━━━ Material for this task

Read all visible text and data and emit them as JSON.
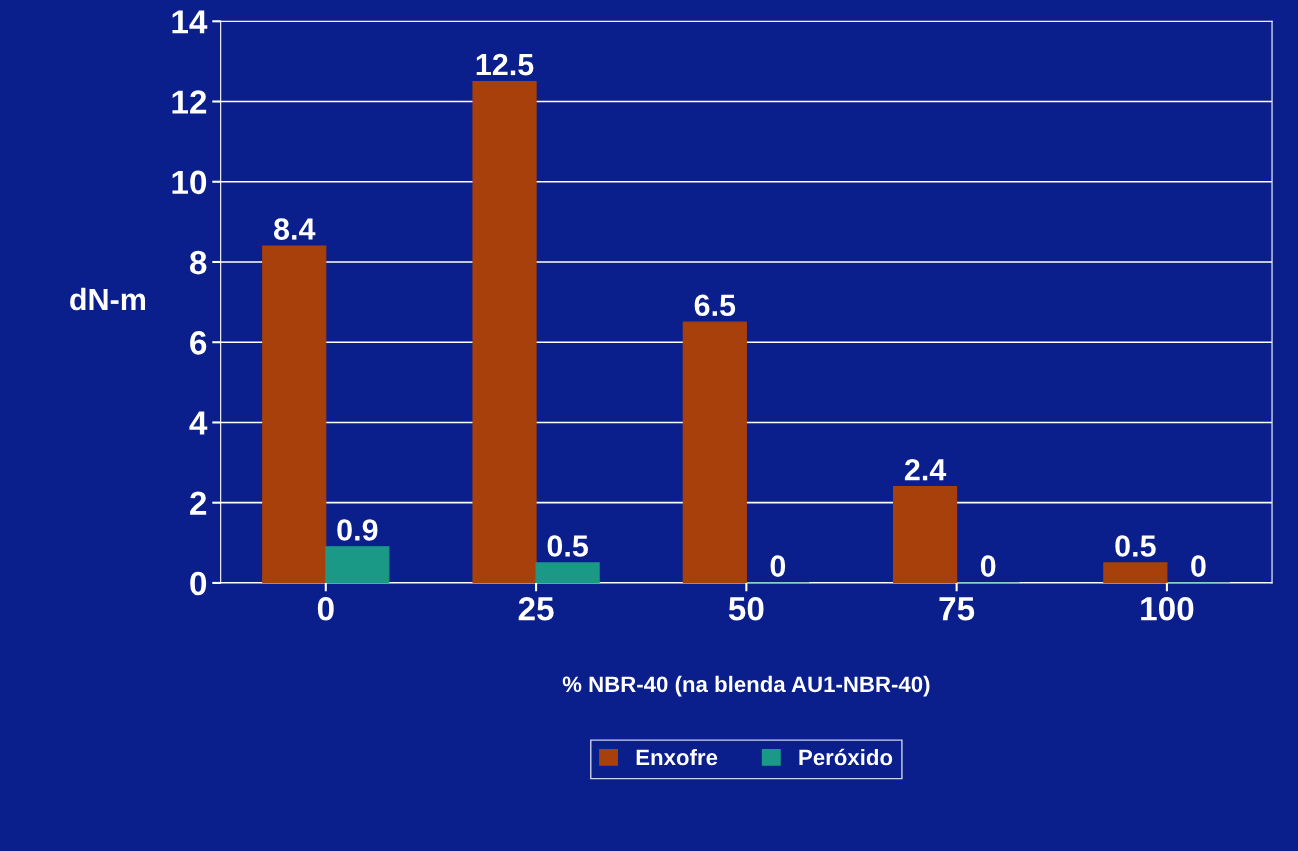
{
  "chart_data": {
    "type": "bar",
    "xlabel": "% NBR-40 (na blenda AU1-NBR-40)",
    "ylabel": "dN-m",
    "categories": [
      "0",
      "25",
      "50",
      "75",
      "100"
    ],
    "series": [
      {
        "name": "Enxofre",
        "color": "#a8400c",
        "values": [
          8.4,
          12.5,
          6.5,
          2.4,
          0.5
        ]
      },
      {
        "name": "Peróxido",
        "color": "#1a9a86",
        "values": [
          0.9,
          0.5,
          0,
          0,
          0
        ]
      }
    ],
    "ylim": [
      0,
      14
    ],
    "yticks": [
      0,
      2,
      4,
      6,
      8,
      10,
      12,
      14
    ],
    "grid": "y",
    "legend": "bottom",
    "data_labels": true
  }
}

━━━━━━

Written task |
Make an exact copy of every record, pictures excluded.

Reply |
Read all visible text and data and emit them as JSON.
{
  "chart_data": {
    "type": "bar",
    "xlabel": "% NBR-40 (na blenda AU1-NBR-40)",
    "ylabel": "dN-m",
    "categories": [
      "0",
      "25",
      "50",
      "75",
      "100"
    ],
    "series": [
      {
        "name": "Enxofre",
        "color": "#a8400c",
        "values": [
          8.4,
          12.5,
          6.5,
          2.4,
          0.5
        ]
      },
      {
        "name": "Peróxido",
        "color": "#1a9a86",
        "values": [
          0.9,
          0.5,
          0,
          0,
          0
        ]
      }
    ],
    "ylim": [
      0,
      14
    ],
    "yticks": [
      0,
      2,
      4,
      6,
      8,
      10,
      12,
      14
    ],
    "grid": "y",
    "legend": "bottom",
    "data_labels": true
  }
}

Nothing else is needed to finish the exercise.